> **THE EXERCISE**:
Please output the lines shown below exactly as they appear.

%%

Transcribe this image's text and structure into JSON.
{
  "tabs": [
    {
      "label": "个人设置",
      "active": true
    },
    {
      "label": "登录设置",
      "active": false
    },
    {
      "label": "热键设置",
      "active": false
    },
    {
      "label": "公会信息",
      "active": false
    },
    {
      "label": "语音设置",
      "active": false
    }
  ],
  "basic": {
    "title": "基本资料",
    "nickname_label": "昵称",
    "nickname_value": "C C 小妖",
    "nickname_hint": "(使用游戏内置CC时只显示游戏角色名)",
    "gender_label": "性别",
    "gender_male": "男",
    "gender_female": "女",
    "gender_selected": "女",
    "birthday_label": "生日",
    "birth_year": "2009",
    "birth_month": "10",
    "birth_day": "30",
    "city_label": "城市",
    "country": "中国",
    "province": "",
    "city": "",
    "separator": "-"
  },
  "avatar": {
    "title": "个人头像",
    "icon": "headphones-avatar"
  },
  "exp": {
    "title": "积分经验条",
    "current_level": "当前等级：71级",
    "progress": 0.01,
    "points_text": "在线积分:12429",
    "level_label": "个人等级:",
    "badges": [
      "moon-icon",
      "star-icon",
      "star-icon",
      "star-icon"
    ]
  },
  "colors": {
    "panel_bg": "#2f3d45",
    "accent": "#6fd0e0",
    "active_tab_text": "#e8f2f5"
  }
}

%%

> **RESPONSE TO THIS EXERCISE**:
Transcribe this image's text and structure into JSON.
{
  "tabs": [
    {
      "label": "个人设置",
      "active": true
    },
    {
      "label": "登录设置",
      "active": false
    },
    {
      "label": "热键设置",
      "active": false
    },
    {
      "label": "公会信息",
      "active": false
    },
    {
      "label": "语音设置",
      "active": false
    }
  ],
  "basic": {
    "title": "基本资料",
    "nickname_label": "昵称",
    "nickname_value": "C C 小妖",
    "nickname_hint": "(使用游戏内置CC时只显示游戏角色名)",
    "gender_label": "性别",
    "gender_male": "男",
    "gender_female": "女",
    "gender_selected": "女",
    "birthday_label": "生日",
    "birth_year": "2009",
    "birth_month": "10",
    "birth_day": "30",
    "city_label": "城市",
    "country": "中国",
    "province": "",
    "city": "",
    "separator": "-"
  },
  "avatar": {
    "title": "个人头像",
    "icon": "headphones-avatar"
  },
  "exp": {
    "title": "积分经验条",
    "current_level": "当前等级：71级",
    "progress": 0.01,
    "points_text": "在线积分:12429",
    "level_label": "个人等级:",
    "badges": [
      "moon-icon",
      "star-icon",
      "star-icon",
      "star-icon"
    ]
  },
  "colors": {
    "panel_bg": "#2f3d45",
    "accent": "#6fd0e0",
    "active_tab_text": "#e8f2f5"
  }
}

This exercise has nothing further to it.